Problem to solve
Filter the records below down to lines containing "JSON".

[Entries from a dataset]
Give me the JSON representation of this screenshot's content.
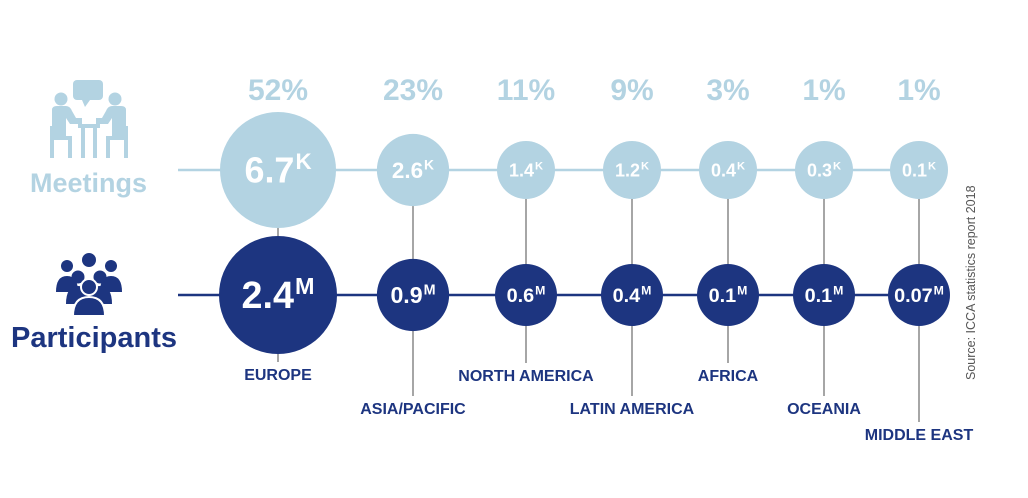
{
  "colors": {
    "meetings": "#b3d3e2",
    "participants": "#1d3580",
    "connector": "#777777",
    "source_text": "#555555"
  },
  "icons": {
    "meetings": "meeting-people-icon",
    "participants": "people-group-icon"
  },
  "labels": {
    "meetings": "Meetings",
    "participants": "Participants",
    "source": "Source: ICCA statistics report 2018"
  },
  "chart_data": {
    "type": "bubble",
    "categories": [
      "EUROPE",
      "ASIA/PACIFIC",
      "NORTH AMERICA",
      "LATIN AMERICA",
      "AFRICA",
      "OCEANIA",
      "MIDDLE EAST"
    ],
    "share_labels": [
      "52%",
      "23%",
      "11%",
      "9%",
      "3%",
      "1%",
      "1%"
    ],
    "series": [
      {
        "name": "Meetings",
        "values": [
          6.7,
          2.6,
          1.4,
          1.2,
          0.4,
          0.3,
          0.1
        ],
        "unit": "K",
        "value_labels": [
          "6.7",
          "2.6",
          "1.4",
          "1.2",
          "0.4",
          "0.3",
          "0.1"
        ]
      },
      {
        "name": "Participants",
        "values": [
          2.4,
          0.9,
          0.6,
          0.4,
          0.1,
          0.1,
          0.07
        ],
        "unit": "M",
        "value_labels": [
          "2.4",
          "0.9",
          "0.6",
          "0.4",
          "0.1",
          "0.1",
          "0.07"
        ]
      }
    ]
  }
}
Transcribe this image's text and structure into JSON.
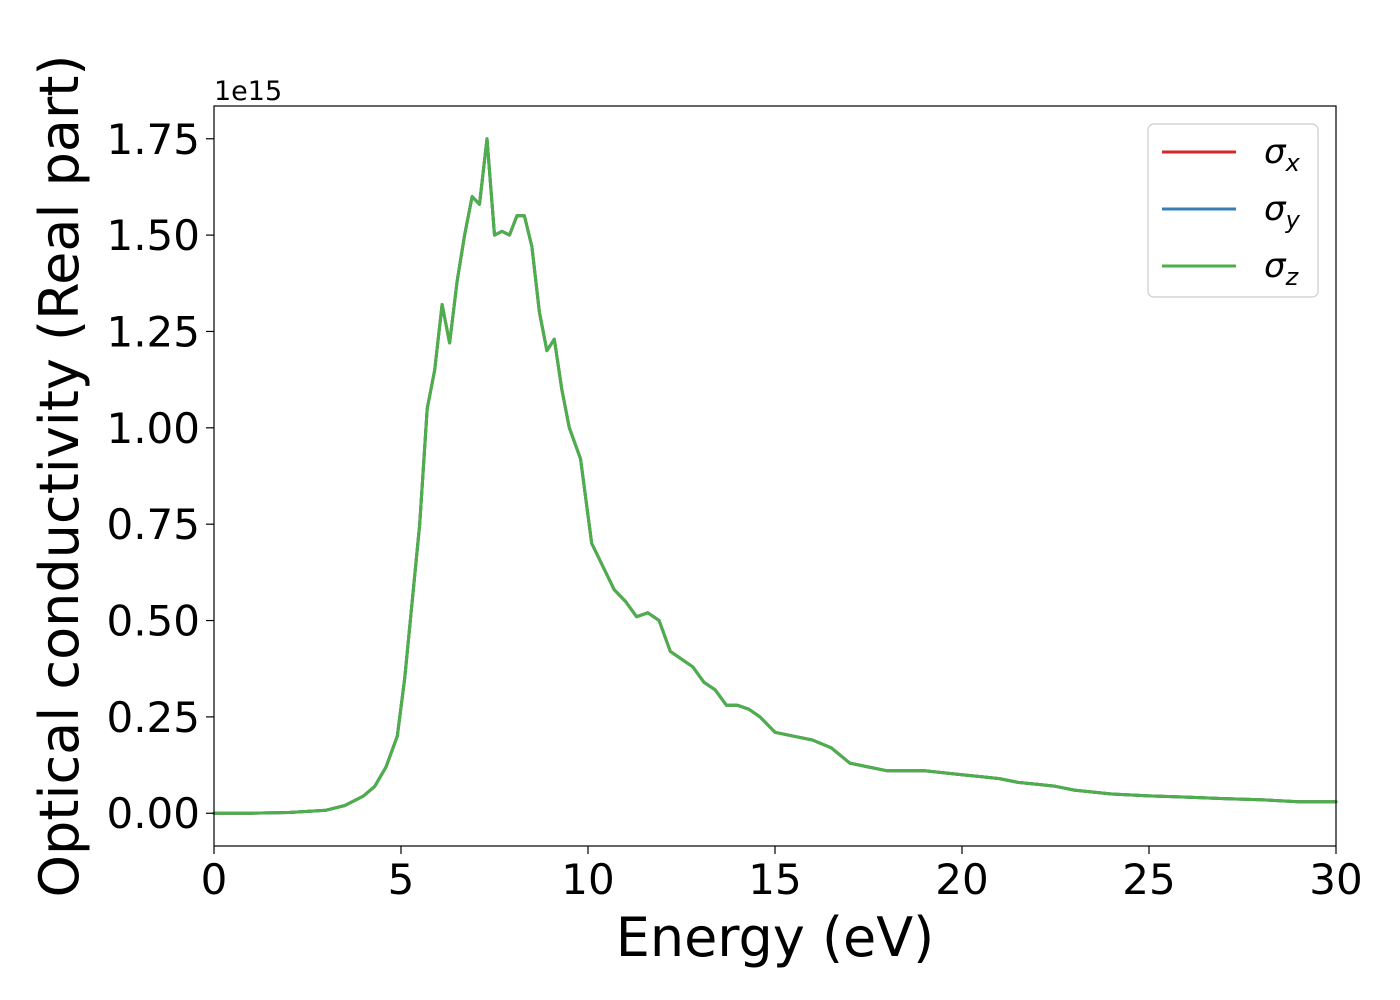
{
  "chart_data": {
    "type": "line",
    "xlabel": "Energy (eV)",
    "ylabel": "Optical conductivity (Real part)",
    "y_offset_label": "1e15",
    "xlim": [
      0,
      30
    ],
    "ylim": [
      -0.085,
      1.835
    ],
    "x_ticks": [
      0,
      5,
      10,
      15,
      20,
      25,
      30
    ],
    "x_tick_labels": [
      "0",
      "5",
      "10",
      "15",
      "20",
      "25",
      "30"
    ],
    "y_ticks": [
      0,
      0.25,
      0.5,
      0.75,
      1.0,
      1.25,
      1.5,
      1.75
    ],
    "y_tick_labels": [
      "0.00",
      "0.25",
      "0.50",
      "0.75",
      "1.00",
      "1.25",
      "1.50",
      "1.75"
    ],
    "grid": false,
    "legend_position": "top-right",
    "x": [
      0,
      1,
      2,
      3,
      3.5,
      4,
      4.3,
      4.6,
      4.9,
      5.1,
      5.3,
      5.5,
      5.7,
      5.9,
      6.1,
      6.3,
      6.5,
      6.7,
      6.9,
      7.1,
      7.3,
      7.5,
      7.7,
      7.9,
      8.1,
      8.3,
      8.5,
      8.7,
      8.9,
      9.1,
      9.3,
      9.5,
      9.8,
      10.1,
      10.4,
      10.7,
      11.0,
      11.3,
      11.6,
      11.9,
      12.2,
      12.5,
      12.8,
      13.1,
      13.4,
      13.7,
      14.0,
      14.3,
      14.6,
      15.0,
      15.5,
      16.0,
      16.5,
      17.0,
      17.5,
      18.0,
      18.5,
      19.0,
      19.5,
      20.0,
      20.5,
      21.0,
      21.5,
      22.0,
      22.5,
      23.0,
      24.0,
      25.0,
      26.0,
      27.0,
      28.0,
      29.0,
      30.0
    ],
    "series": [
      {
        "name": "σx",
        "color": "#d62728",
        "values": [
          0.0,
          0.0,
          0.002,
          0.008,
          0.02,
          0.045,
          0.07,
          0.12,
          0.2,
          0.35,
          0.55,
          0.75,
          1.05,
          1.15,
          1.32,
          1.22,
          1.38,
          1.5,
          1.6,
          1.58,
          1.75,
          1.5,
          1.51,
          1.5,
          1.55,
          1.55,
          1.47,
          1.3,
          1.2,
          1.23,
          1.1,
          1.0,
          0.92,
          0.7,
          0.64,
          0.58,
          0.55,
          0.51,
          0.52,
          0.5,
          0.42,
          0.4,
          0.38,
          0.34,
          0.32,
          0.28,
          0.28,
          0.27,
          0.25,
          0.21,
          0.2,
          0.19,
          0.17,
          0.13,
          0.12,
          0.11,
          0.11,
          0.11,
          0.105,
          0.1,
          0.095,
          0.09,
          0.08,
          0.075,
          0.07,
          0.06,
          0.05,
          0.045,
          0.042,
          0.038,
          0.035,
          0.03,
          0.03
        ]
      },
      {
        "name": "σy",
        "color": "#377eb8",
        "values": [
          0.0,
          0.0,
          0.002,
          0.008,
          0.02,
          0.045,
          0.07,
          0.12,
          0.2,
          0.35,
          0.55,
          0.75,
          1.05,
          1.15,
          1.32,
          1.22,
          1.38,
          1.5,
          1.6,
          1.58,
          1.75,
          1.5,
          1.51,
          1.5,
          1.55,
          1.55,
          1.47,
          1.3,
          1.2,
          1.23,
          1.1,
          1.0,
          0.92,
          0.7,
          0.64,
          0.58,
          0.55,
          0.51,
          0.52,
          0.5,
          0.42,
          0.4,
          0.38,
          0.34,
          0.32,
          0.28,
          0.28,
          0.27,
          0.25,
          0.21,
          0.2,
          0.19,
          0.17,
          0.13,
          0.12,
          0.11,
          0.11,
          0.11,
          0.105,
          0.1,
          0.095,
          0.09,
          0.08,
          0.075,
          0.07,
          0.06,
          0.05,
          0.045,
          0.042,
          0.038,
          0.035,
          0.03,
          0.03
        ]
      },
      {
        "name": "σz",
        "color": "#4daf4a",
        "values": [
          0.0,
          0.0,
          0.002,
          0.008,
          0.02,
          0.045,
          0.07,
          0.12,
          0.2,
          0.35,
          0.55,
          0.75,
          1.05,
          1.15,
          1.32,
          1.22,
          1.38,
          1.5,
          1.6,
          1.58,
          1.75,
          1.5,
          1.51,
          1.5,
          1.55,
          1.55,
          1.47,
          1.3,
          1.2,
          1.23,
          1.1,
          1.0,
          0.92,
          0.7,
          0.64,
          0.58,
          0.55,
          0.51,
          0.52,
          0.5,
          0.42,
          0.4,
          0.38,
          0.34,
          0.32,
          0.28,
          0.28,
          0.27,
          0.25,
          0.21,
          0.2,
          0.19,
          0.17,
          0.13,
          0.12,
          0.11,
          0.11,
          0.11,
          0.105,
          0.1,
          0.095,
          0.09,
          0.08,
          0.075,
          0.07,
          0.06,
          0.05,
          0.045,
          0.042,
          0.038,
          0.035,
          0.03,
          0.03
        ]
      }
    ],
    "legend": [
      {
        "symbol": "σ",
        "sub": "x",
        "color": "#d62728"
      },
      {
        "symbol": "σ",
        "sub": "y",
        "color": "#377eb8"
      },
      {
        "symbol": "σ",
        "sub": "z",
        "color": "#4daf4a"
      }
    ]
  }
}
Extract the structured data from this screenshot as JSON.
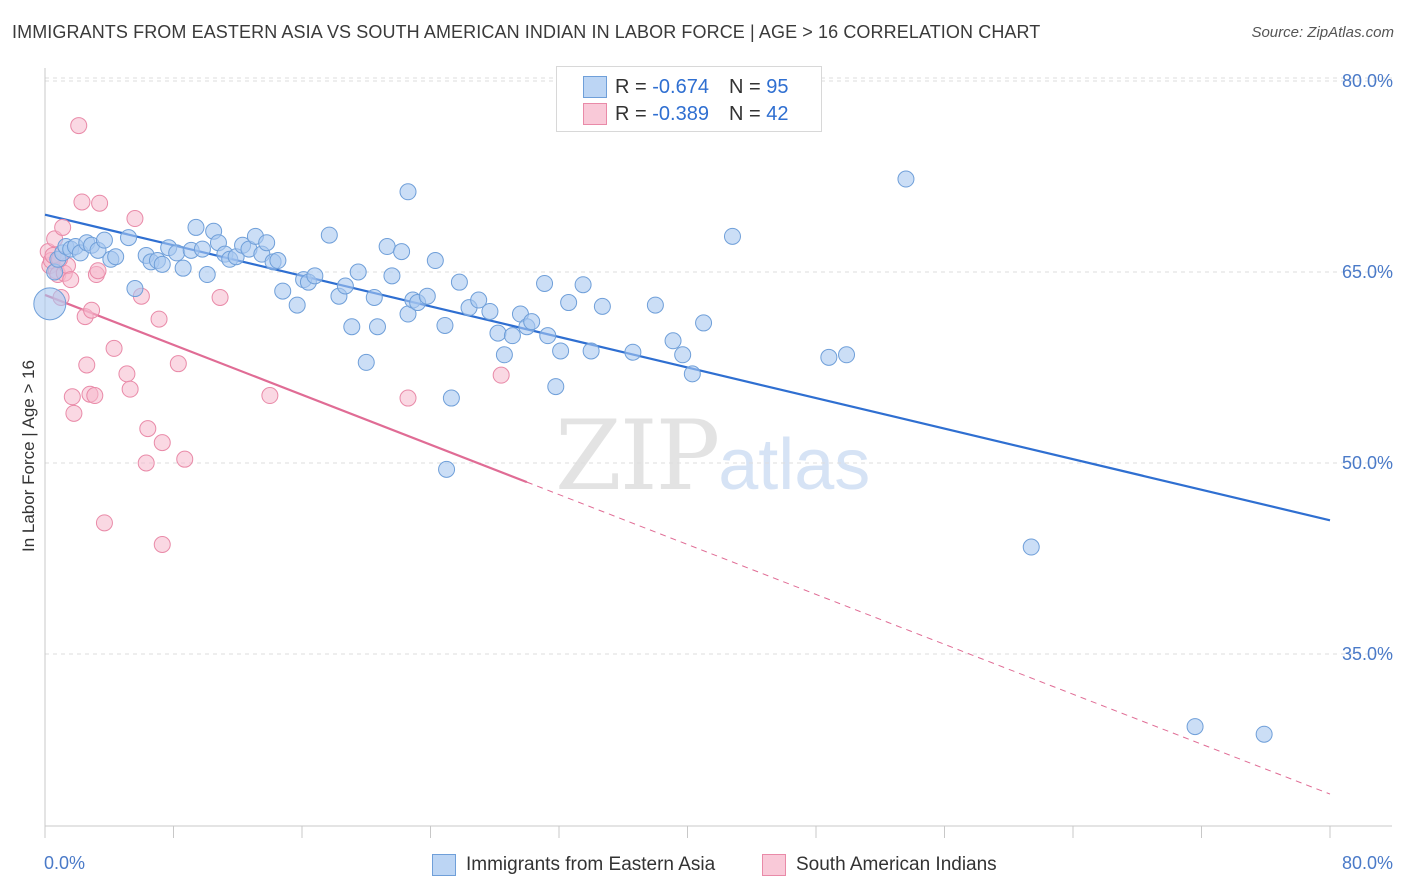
{
  "title": "IMMIGRANTS FROM EASTERN ASIA VS SOUTH AMERICAN INDIAN IN LABOR FORCE | AGE > 16 CORRELATION CHART",
  "source": "Source: ZipAtlas.com",
  "watermark": {
    "zip": "ZIP",
    "atlas": "atlas"
  },
  "legend": {
    "r_label": "R = ",
    "n_label": "N = ",
    "rows": [
      {
        "r": "-0.674",
        "n": "95"
      },
      {
        "r": "-0.389",
        "n": "42"
      }
    ]
  },
  "colors": {
    "blue_fill": "#a9c8f0",
    "blue_stroke": "#6f9fd9",
    "blue_line": "#2f6fd1",
    "pink_fill": "#f6b8cc",
    "pink_stroke": "#e98aa8",
    "pink_line": "#e06c95"
  },
  "chart_data": {
    "type": "scatter",
    "title": "IMMIGRANTS FROM EASTERN ASIA VS SOUTH AMERICAN INDIAN IN LABOR FORCE | AGE > 16 CORRELATION CHART",
    "xlabel": "",
    "ylabel": "In Labor Force | Age > 16",
    "xlim": [
      0,
      80
    ],
    "ylim": [
      20,
      82
    ],
    "x_tick_labels": [
      "0.0%",
      "80.0%"
    ],
    "y_ticks": [
      35,
      50,
      65,
      80
    ],
    "y_tick_labels": [
      "35.0%",
      "50.0%",
      "65.0%",
      "80.0%"
    ],
    "grid": true,
    "legend_position": "bottom",
    "series": [
      {
        "name": "Immigrants from Eastern Asia",
        "color": "#a9c8f0",
        "trend": {
          "x": [
            0,
            80
          ],
          "y": [
            69.5,
            45.5
          ]
        },
        "points": [
          [
            0.3,
            62.5
          ],
          [
            0.6,
            65.0
          ],
          [
            0.8,
            66.0
          ],
          [
            1.1,
            66.5
          ],
          [
            1.3,
            67.0
          ],
          [
            1.6,
            66.8
          ],
          [
            1.9,
            67.0
          ],
          [
            2.2,
            66.5
          ],
          [
            2.6,
            67.3
          ],
          [
            2.9,
            67.1
          ],
          [
            3.3,
            66.7
          ],
          [
            3.7,
            67.5
          ],
          [
            4.1,
            66.0
          ],
          [
            4.4,
            66.2
          ],
          [
            5.2,
            67.7
          ],
          [
            5.6,
            63.7
          ],
          [
            6.3,
            66.3
          ],
          [
            6.6,
            65.8
          ],
          [
            7.0,
            65.9
          ],
          [
            7.3,
            65.6
          ],
          [
            7.7,
            66.9
          ],
          [
            8.2,
            66.5
          ],
          [
            8.6,
            65.3
          ],
          [
            9.1,
            66.7
          ],
          [
            9.4,
            68.5
          ],
          [
            9.8,
            66.8
          ],
          [
            10.1,
            64.8
          ],
          [
            10.5,
            68.2
          ],
          [
            10.8,
            67.3
          ],
          [
            11.2,
            66.4
          ],
          [
            11.5,
            66.0
          ],
          [
            11.9,
            66.2
          ],
          [
            12.3,
            67.1
          ],
          [
            12.7,
            66.8
          ],
          [
            13.1,
            67.8
          ],
          [
            13.5,
            66.4
          ],
          [
            13.8,
            67.3
          ],
          [
            14.2,
            65.8
          ],
          [
            14.5,
            65.9
          ],
          [
            14.8,
            63.5
          ],
          [
            15.7,
            62.4
          ],
          [
            16.1,
            64.4
          ],
          [
            16.4,
            64.2
          ],
          [
            16.8,
            64.7
          ],
          [
            17.7,
            67.9
          ],
          [
            18.3,
            63.1
          ],
          [
            18.7,
            63.9
          ],
          [
            19.1,
            60.7
          ],
          [
            19.5,
            65.0
          ],
          [
            20.0,
            57.9
          ],
          [
            20.5,
            63.0
          ],
          [
            20.7,
            60.7
          ],
          [
            21.3,
            67.0
          ],
          [
            21.6,
            64.7
          ],
          [
            22.2,
            66.6
          ],
          [
            22.6,
            61.7
          ],
          [
            22.9,
            62.8
          ],
          [
            23.2,
            62.6
          ],
          [
            23.8,
            63.1
          ],
          [
            24.3,
            65.9
          ],
          [
            24.9,
            60.8
          ],
          [
            25.3,
            55.1
          ],
          [
            25.8,
            64.2
          ],
          [
            26.4,
            62.2
          ],
          [
            27.0,
            62.8
          ],
          [
            27.7,
            61.9
          ],
          [
            28.2,
            60.2
          ],
          [
            28.6,
            58.5
          ],
          [
            29.1,
            60.0
          ],
          [
            29.6,
            61.7
          ],
          [
            30.0,
            60.7
          ],
          [
            30.3,
            61.1
          ],
          [
            31.1,
            64.1
          ],
          [
            31.3,
            60.0
          ],
          [
            32.1,
            58.8
          ],
          [
            32.6,
            62.6
          ],
          [
            33.5,
            64.0
          ],
          [
            34.0,
            58.8
          ],
          [
            34.7,
            62.3
          ],
          [
            36.6,
            58.7
          ],
          [
            38.0,
            62.4
          ],
          [
            39.1,
            59.6
          ],
          [
            39.7,
            58.5
          ],
          [
            40.3,
            57.0
          ],
          [
            41.0,
            61.0
          ],
          [
            42.8,
            67.8
          ],
          [
            48.8,
            58.3
          ],
          [
            49.9,
            58.5
          ],
          [
            25.0,
            49.5
          ],
          [
            53.6,
            72.3
          ],
          [
            61.4,
            43.4
          ],
          [
            71.6,
            29.3
          ],
          [
            75.9,
            28.7
          ],
          [
            22.6,
            71.3
          ],
          [
            31.8,
            56.0
          ]
        ]
      },
      {
        "name": "South American Indians",
        "color": "#f6b8cc",
        "trend": {
          "x": [
            0,
            30
          ],
          "y": [
            63.2,
            48.5
          ]
        },
        "trend_extension": {
          "x": [
            30,
            80
          ],
          "y": [
            48.5,
            24.0
          ]
        },
        "points": [
          [
            0.2,
            66.6
          ],
          [
            0.3,
            65.5
          ],
          [
            0.4,
            65.9
          ],
          [
            0.5,
            66.3
          ],
          [
            0.6,
            67.6
          ],
          [
            0.7,
            65.1
          ],
          [
            0.8,
            64.8
          ],
          [
            1.1,
            68.5
          ],
          [
            1.2,
            64.9
          ],
          [
            1.4,
            65.5
          ],
          [
            1.6,
            64.4
          ],
          [
            1.7,
            55.2
          ],
          [
            1.8,
            53.9
          ],
          [
            2.1,
            76.5
          ],
          [
            2.3,
            70.5
          ],
          [
            2.5,
            61.5
          ],
          [
            2.6,
            57.7
          ],
          [
            2.8,
            55.4
          ],
          [
            2.9,
            62.0
          ],
          [
            3.1,
            55.3
          ],
          [
            3.2,
            64.8
          ],
          [
            3.3,
            65.1
          ],
          [
            3.4,
            70.4
          ],
          [
            3.7,
            45.3
          ],
          [
            4.3,
            59.0
          ],
          [
            5.1,
            57.0
          ],
          [
            5.3,
            55.8
          ],
          [
            5.6,
            69.2
          ],
          [
            6.0,
            63.1
          ],
          [
            6.3,
            50.0
          ],
          [
            6.4,
            52.7
          ],
          [
            7.1,
            61.3
          ],
          [
            7.3,
            51.6
          ],
          [
            7.3,
            43.6
          ],
          [
            8.3,
            57.8
          ],
          [
            8.7,
            50.3
          ],
          [
            10.9,
            63.0
          ],
          [
            14.0,
            55.3
          ],
          [
            22.6,
            55.1
          ],
          [
            28.4,
            56.9
          ],
          [
            1.0,
            63.0
          ],
          [
            0.9,
            66.0
          ]
        ]
      }
    ]
  },
  "bottom_legend": [
    "Immigrants from Eastern Asia",
    "South American Indians"
  ]
}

Response below
Give me the JSON representation of this screenshot's content.
Transcribe this image's text and structure into JSON.
Extract the structured data from this screenshot as JSON.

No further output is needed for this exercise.